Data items
_ _ _ _

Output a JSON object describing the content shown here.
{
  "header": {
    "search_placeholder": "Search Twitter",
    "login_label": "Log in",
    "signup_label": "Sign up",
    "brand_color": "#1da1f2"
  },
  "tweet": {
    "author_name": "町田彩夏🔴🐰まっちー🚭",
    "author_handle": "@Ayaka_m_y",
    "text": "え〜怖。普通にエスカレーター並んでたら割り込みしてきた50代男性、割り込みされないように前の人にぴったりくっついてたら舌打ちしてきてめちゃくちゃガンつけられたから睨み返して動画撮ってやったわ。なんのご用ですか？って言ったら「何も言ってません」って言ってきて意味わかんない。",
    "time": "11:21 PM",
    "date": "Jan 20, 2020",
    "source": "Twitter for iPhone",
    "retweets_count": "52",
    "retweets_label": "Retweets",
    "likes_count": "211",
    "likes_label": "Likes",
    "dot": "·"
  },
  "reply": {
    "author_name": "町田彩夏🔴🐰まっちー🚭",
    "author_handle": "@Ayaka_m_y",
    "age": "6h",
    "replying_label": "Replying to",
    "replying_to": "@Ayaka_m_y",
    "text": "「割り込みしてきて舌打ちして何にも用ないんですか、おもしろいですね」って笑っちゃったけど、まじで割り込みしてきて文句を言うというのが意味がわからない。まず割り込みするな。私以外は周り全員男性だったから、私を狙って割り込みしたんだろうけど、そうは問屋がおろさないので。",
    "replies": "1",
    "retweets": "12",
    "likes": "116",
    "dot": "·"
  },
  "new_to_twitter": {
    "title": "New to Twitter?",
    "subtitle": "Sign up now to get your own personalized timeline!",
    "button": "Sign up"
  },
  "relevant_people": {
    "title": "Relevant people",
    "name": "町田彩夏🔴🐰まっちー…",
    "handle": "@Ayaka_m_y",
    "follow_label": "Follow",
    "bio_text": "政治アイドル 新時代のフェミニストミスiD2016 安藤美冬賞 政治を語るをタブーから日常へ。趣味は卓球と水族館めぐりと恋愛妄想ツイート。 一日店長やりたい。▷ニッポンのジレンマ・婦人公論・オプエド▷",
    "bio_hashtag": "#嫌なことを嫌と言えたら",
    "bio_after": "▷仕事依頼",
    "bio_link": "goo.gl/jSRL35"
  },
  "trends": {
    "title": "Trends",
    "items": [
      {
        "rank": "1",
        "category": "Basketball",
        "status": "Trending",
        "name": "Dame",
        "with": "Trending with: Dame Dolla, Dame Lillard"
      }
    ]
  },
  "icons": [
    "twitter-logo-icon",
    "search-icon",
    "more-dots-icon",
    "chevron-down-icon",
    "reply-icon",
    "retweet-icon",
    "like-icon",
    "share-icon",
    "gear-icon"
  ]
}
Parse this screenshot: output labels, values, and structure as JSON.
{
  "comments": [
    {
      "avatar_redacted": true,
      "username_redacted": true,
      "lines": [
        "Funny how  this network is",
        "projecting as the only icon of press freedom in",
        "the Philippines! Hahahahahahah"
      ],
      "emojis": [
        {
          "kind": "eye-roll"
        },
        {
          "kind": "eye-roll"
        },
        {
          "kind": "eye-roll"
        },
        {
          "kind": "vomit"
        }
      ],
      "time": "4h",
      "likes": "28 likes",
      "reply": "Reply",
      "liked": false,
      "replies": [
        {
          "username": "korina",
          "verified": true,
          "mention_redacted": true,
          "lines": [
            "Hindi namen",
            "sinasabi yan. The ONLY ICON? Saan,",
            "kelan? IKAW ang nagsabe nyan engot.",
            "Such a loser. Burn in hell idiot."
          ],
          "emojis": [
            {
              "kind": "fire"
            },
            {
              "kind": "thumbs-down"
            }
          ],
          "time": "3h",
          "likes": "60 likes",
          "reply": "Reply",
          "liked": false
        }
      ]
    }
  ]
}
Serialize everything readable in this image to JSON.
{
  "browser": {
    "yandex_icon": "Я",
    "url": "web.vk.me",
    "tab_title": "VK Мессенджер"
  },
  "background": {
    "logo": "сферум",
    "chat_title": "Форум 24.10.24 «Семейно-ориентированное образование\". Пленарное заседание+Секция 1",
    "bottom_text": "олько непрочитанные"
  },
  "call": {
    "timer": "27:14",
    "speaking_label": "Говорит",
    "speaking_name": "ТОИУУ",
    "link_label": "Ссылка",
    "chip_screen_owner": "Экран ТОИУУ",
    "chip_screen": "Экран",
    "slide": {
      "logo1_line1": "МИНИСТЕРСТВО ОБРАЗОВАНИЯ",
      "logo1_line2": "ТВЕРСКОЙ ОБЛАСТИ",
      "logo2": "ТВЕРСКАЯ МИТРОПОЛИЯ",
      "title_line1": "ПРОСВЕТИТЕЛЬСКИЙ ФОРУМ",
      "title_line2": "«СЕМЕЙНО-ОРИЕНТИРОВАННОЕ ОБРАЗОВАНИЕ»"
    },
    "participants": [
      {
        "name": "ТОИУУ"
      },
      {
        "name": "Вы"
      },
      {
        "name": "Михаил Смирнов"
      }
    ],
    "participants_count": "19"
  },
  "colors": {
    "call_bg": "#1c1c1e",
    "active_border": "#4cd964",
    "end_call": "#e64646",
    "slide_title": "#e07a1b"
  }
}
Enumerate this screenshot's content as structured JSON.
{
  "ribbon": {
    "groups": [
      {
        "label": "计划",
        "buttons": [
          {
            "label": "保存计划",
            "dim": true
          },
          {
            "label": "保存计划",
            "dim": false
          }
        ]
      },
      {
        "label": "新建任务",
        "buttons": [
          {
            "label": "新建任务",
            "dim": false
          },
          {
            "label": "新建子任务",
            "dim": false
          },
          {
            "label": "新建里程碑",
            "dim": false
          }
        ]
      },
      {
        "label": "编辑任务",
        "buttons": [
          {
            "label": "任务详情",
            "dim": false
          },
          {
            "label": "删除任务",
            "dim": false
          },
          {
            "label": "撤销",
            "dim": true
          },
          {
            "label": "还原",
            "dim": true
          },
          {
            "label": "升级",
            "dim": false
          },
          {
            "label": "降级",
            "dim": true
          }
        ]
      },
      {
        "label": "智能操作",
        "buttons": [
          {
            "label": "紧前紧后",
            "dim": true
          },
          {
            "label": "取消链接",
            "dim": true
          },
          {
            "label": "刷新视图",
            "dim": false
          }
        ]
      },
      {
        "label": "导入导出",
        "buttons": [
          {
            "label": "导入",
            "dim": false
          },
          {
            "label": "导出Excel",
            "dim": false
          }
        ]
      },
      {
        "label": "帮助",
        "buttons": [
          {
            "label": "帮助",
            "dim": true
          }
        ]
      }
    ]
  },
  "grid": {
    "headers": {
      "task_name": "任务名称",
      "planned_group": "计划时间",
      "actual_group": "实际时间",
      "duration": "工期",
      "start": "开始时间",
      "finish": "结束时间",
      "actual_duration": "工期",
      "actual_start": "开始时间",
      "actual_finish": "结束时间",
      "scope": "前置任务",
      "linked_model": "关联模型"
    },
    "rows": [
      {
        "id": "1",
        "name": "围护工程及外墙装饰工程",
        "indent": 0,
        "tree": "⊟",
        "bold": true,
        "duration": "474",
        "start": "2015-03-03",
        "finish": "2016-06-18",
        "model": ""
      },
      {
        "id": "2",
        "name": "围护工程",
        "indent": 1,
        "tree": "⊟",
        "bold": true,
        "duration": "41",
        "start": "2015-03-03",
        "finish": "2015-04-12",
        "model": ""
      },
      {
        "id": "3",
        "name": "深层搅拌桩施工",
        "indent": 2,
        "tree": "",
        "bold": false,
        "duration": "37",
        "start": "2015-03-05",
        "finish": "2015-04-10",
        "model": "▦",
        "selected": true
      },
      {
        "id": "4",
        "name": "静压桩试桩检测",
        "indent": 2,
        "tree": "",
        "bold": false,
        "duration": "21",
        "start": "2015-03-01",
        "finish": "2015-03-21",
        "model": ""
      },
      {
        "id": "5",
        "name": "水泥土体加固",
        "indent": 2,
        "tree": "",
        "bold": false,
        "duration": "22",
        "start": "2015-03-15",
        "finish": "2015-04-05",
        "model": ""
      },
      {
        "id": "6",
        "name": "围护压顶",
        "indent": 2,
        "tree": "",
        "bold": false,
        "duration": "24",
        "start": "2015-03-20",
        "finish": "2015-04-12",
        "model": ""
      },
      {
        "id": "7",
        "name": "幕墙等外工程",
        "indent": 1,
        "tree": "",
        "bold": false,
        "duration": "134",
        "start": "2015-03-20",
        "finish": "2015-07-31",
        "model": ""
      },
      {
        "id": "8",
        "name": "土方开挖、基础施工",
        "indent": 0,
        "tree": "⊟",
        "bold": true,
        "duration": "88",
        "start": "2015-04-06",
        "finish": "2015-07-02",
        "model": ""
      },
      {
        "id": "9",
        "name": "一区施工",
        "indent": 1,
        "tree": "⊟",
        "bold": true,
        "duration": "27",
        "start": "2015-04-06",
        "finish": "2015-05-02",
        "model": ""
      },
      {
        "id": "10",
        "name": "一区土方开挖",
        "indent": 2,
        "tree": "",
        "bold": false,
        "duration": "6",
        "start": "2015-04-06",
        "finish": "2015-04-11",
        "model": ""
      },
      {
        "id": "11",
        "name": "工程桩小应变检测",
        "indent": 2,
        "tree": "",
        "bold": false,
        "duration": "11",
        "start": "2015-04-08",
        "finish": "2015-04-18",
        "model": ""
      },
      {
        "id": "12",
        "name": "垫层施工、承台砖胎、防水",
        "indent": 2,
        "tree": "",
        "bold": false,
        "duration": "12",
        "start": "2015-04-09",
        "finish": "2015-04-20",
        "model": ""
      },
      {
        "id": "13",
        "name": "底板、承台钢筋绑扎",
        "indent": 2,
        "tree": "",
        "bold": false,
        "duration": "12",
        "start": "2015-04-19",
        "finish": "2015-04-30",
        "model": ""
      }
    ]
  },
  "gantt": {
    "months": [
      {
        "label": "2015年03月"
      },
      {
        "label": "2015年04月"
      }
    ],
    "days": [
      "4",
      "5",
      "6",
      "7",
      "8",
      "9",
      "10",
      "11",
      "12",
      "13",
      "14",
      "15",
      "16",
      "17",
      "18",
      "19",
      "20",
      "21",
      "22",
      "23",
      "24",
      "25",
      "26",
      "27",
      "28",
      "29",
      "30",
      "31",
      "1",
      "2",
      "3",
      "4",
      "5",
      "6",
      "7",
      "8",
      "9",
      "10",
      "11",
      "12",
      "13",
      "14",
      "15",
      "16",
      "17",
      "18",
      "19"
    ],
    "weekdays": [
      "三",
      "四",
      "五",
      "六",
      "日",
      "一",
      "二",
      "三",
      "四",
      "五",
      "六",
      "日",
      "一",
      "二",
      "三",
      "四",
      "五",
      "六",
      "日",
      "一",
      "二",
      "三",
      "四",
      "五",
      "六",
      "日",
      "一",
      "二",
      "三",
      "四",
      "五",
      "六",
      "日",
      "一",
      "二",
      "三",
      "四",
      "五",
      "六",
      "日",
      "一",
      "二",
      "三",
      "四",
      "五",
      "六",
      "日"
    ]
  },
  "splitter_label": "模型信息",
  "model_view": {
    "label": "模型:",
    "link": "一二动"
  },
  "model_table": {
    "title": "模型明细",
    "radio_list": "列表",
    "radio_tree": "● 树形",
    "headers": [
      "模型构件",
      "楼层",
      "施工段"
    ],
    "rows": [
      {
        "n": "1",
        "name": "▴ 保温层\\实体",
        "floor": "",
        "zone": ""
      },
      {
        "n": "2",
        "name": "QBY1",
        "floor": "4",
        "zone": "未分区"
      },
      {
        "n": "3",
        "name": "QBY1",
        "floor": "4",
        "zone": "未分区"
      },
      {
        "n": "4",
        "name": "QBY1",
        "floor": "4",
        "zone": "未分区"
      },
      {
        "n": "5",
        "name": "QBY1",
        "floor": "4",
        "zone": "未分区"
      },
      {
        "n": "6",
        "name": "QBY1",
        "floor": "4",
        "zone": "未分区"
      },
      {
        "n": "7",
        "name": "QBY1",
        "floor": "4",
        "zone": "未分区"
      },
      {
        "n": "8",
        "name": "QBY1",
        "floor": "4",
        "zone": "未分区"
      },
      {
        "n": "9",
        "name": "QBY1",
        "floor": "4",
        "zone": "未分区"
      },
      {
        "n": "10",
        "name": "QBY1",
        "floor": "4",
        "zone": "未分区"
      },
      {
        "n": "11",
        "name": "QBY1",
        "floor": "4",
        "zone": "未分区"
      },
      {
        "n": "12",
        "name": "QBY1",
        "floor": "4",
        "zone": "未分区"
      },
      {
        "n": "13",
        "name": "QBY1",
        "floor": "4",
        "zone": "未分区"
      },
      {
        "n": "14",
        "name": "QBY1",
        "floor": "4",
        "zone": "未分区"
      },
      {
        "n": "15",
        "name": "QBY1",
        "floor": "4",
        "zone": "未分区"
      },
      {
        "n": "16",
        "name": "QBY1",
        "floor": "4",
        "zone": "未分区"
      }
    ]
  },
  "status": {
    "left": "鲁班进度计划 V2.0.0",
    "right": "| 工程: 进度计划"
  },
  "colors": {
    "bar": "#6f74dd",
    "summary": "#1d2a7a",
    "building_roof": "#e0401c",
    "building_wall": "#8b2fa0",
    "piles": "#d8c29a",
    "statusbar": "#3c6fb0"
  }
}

_ _ _ _

**WHAT TO WORK ON**
Pull out all lines containing "Экран".

**IN RESPONSE**
    "chip_screen_owner": "Экран ТОИУУ",
    "chip_screen": "Экран",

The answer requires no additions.